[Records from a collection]
....
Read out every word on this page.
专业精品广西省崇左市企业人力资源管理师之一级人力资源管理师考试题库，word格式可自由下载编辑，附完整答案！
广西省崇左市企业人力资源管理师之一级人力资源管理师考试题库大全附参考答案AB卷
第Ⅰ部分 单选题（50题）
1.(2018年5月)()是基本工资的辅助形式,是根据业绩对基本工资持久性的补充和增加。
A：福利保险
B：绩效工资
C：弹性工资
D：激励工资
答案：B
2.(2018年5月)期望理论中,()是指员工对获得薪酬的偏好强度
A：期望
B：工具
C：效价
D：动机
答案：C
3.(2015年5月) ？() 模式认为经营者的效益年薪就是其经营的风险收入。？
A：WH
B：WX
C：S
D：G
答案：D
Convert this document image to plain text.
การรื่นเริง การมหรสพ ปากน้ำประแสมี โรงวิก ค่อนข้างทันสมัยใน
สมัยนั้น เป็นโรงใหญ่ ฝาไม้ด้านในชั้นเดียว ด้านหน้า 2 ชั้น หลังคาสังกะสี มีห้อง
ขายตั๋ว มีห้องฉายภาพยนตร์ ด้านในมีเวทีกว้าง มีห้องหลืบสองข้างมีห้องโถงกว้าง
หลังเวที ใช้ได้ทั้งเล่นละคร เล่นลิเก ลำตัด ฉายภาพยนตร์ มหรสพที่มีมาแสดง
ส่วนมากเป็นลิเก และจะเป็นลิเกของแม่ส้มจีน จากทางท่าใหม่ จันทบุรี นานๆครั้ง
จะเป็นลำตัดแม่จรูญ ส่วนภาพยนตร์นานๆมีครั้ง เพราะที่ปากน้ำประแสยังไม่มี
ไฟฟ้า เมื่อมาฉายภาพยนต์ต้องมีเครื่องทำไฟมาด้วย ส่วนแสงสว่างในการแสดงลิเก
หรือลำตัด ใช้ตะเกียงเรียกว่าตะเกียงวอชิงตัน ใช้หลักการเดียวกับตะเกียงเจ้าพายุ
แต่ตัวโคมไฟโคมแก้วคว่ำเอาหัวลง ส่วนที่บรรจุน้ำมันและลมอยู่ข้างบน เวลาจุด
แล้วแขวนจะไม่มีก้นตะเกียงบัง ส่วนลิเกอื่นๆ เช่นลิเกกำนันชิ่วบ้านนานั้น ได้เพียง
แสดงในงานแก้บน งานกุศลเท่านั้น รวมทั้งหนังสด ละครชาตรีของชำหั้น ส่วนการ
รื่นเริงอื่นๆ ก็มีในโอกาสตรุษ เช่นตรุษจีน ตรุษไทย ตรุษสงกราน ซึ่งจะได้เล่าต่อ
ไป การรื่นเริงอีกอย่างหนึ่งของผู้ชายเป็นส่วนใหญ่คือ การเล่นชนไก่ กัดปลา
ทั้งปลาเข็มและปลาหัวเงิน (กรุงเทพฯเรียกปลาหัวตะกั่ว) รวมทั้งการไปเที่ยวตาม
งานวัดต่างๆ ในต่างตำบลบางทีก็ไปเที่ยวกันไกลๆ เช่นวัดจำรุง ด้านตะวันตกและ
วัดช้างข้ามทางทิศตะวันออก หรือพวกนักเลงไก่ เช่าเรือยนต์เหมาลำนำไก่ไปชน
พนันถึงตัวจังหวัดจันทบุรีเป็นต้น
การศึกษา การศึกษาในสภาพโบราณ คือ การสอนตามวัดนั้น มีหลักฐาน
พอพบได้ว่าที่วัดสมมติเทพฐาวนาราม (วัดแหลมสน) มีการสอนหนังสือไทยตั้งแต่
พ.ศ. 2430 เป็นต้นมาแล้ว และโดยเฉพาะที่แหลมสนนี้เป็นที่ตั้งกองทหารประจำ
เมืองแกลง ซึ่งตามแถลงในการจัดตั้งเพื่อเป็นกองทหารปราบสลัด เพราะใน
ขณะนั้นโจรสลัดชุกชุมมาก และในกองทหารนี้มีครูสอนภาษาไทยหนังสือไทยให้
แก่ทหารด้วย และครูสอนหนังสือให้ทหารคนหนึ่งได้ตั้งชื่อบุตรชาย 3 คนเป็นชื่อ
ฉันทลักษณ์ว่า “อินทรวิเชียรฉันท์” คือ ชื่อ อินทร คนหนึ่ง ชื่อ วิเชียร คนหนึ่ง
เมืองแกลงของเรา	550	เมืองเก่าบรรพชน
....
### GOAL
Each entry above is to be set down again in exactly the same words.

### SOLUTION FOR THIS PROBLEM
Read out every word on this page.
专业精品广西省崇左市企业人力资源管理师之一级人力资源管理师考试题库，word格式可自由下载编辑，附完整答案！
广西省崇左市企业人力资源管理师之一级人力资源管理师考试题库大全附参考答案AB卷
第Ⅰ部分 单选题（50题）
1.(2018年5月)()是基本工资的辅助形式,是根据业绩对基本工资持久性的补充和增加。
A：福利保险
B：绩效工资
C：弹性工资
D：激励工资
答案：B
2.(2018年5月)期望理论中,()是指员工对获得薪酬的偏好强度
A：期望
B：工具
C：效价
D：动机
答案：C
3.(2015年5月) ？() 模式认为经营者的效益年薪就是其经营的风险收入。？
A：WH
B：WX
C：S
D：G
答案：D
Convert this document image to plain text.
การรื่นเริง การมหรสพ ปากน้ำประแสมี โรงวิก ค่อนข้างทันสมัยใน
สมัยนั้น เป็นโรงใหญ่ ฝาไม้ด้านในชั้นเดียว ด้านหน้า 2 ชั้น หลังคาสังกะสี มีห้อง
ขายตั๋ว มีห้องฉายภาพยนตร์ ด้านในมีเวทีกว้าง มีห้องหลืบสองข้างมีห้องโถงกว้าง
หลังเวที ใช้ได้ทั้งเล่นละคร เล่นลิเก ลำตัด ฉายภาพยนตร์ มหรสพที่มีมาแสดง
ส่วนมากเป็นลิเก และจะเป็นลิเกของแม่ส้มจีน จากทางท่าใหม่ จันทบุรี นานๆครั้ง
จะเป็นลำตัดแม่จรูญ ส่วนภาพยนตร์นานๆมีครั้ง เพราะที่ปากน้ำประแสยังไม่มี
ไฟฟ้า เมื่อมาฉายภาพยนต์ต้องมีเครื่องทำไฟมาด้วย ส่วนแสงสว่างในการแสดงลิเก
หรือลำตัด ใช้ตะเกียงเรียกว่าตะเกียงวอชิงตัน ใช้หลักการเดียวกับตะเกียงเจ้าพายุ
แต่ตัวโคมไฟโคมแก้วคว่ำเอาหัวลง ส่วนที่บรรจุน้ำมันและลมอยู่ข้างบน เวลาจุด
แล้วแขวนจะไม่มีก้นตะเกียงบัง ส่วนลิเกอื่นๆ เช่นลิเกกำนันชิ่วบ้านนานั้น ได้เพียง
แสดงในงานแก้บน งานกุศลเท่านั้น รวมทั้งหนังสด ละครชาตรีของชำหั้น ส่วนการ
รื่นเริงอื่นๆ ก็มีในโอกาสตรุษ เช่นตรุษจีน ตรุษไทย ตรุษสงกราน ซึ่งจะได้เล่าต่อ
ไป การรื่นเริงอีกอย่างหนึ่งของผู้ชายเป็นส่วนใหญ่คือ การเล่นชนไก่ กัดปลา
ทั้งปลาเข็มและปลาหัวเงิน (กรุงเทพฯเรียกปลาหัวตะกั่ว) รวมทั้งการไปเที่ยวตาม
งานวัดต่างๆ ในต่างตำบลบางทีก็ไปเที่ยวกันไกลๆ เช่นวัดจำรุง ด้านตะวันตกและ
วัดช้างข้ามทางทิศตะวันออก หรือพวกนักเลงไก่ เช่าเรือยนต์เหมาลำนำไก่ไปชน
พนันถึงตัวจังหวัดจันทบุรีเป็นต้น
การศึกษา การศึกษาในสภาพโบราณ คือ การสอนตามวัดนั้น มีหลักฐาน
พอพบได้ว่าที่วัดสมมติเทพฐาวนาราม (วัดแหลมสน) มีการสอนหนังสือไทยตั้งแต่
พ.ศ. 2430 เป็นต้นมาแล้ว และโดยเฉพาะที่แหลมสนนี้เป็นที่ตั้งกองทหารประจำ
เมืองแกลง ซึ่งตามแถลงในการจัดตั้งเพื่อเป็นกองทหารปราบสลัด เพราะใน
ขณะนั้นโจรสลัดชุกชุมมาก และในกองทหารนี้มีครูสอนภาษาไทยหนังสือไทยให้
แก่ทหารด้วย และครูสอนหนังสือให้ทหารคนหนึ่งได้ตั้งชื่อบุตรชาย 3 คนเป็นชื่อ
ฉันทลักษณ์ว่า “อินทรวิเชียรฉันท์” คือ ชื่อ อินทร คนหนึ่ง ชื่อ วิเชียร คนหนึ่ง
เมืองแกลงของเรา	550	เมืองเก่าบรรพชน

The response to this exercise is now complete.